Dataset entries on figures
━━━━━━━━━━

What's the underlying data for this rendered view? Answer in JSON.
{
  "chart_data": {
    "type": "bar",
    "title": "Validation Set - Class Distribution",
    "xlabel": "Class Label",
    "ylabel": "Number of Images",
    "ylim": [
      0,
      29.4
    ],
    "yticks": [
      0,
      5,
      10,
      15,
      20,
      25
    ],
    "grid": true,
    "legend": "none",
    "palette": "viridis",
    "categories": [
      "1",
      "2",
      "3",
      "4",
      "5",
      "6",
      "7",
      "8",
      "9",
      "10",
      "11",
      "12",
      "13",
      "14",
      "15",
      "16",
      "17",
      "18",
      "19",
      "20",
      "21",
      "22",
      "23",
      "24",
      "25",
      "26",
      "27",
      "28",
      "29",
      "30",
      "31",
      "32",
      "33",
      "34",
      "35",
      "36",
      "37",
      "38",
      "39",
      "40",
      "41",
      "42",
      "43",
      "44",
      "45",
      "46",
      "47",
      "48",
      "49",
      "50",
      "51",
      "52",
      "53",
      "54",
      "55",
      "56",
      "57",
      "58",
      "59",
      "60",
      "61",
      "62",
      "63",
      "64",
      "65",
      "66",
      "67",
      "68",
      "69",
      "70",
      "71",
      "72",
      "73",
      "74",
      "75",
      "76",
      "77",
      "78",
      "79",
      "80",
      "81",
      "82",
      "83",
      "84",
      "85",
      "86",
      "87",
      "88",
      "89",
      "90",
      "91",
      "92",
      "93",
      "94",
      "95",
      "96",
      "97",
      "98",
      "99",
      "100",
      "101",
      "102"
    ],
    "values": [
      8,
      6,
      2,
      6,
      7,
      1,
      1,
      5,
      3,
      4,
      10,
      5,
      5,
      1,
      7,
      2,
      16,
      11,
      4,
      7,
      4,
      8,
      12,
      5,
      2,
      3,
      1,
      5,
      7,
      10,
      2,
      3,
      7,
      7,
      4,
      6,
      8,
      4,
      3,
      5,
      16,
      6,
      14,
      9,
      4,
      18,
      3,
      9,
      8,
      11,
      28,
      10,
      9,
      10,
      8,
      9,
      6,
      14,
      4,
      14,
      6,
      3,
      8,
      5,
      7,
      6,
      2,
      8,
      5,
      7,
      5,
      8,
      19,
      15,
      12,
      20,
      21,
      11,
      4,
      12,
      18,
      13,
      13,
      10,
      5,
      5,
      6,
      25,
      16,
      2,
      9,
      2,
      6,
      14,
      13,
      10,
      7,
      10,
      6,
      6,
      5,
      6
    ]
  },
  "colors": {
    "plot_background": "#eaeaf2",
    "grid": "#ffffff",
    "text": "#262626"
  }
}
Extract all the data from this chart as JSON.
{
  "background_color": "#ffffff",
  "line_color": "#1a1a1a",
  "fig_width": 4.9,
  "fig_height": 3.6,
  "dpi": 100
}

━━━━━━━━━━

> _Given problem_
Pick out every line with the string "Class" and copy it.

> _Reply to the task_
    "title": "Validation Set - Class Distribution",
    "xlabel": "Class Label",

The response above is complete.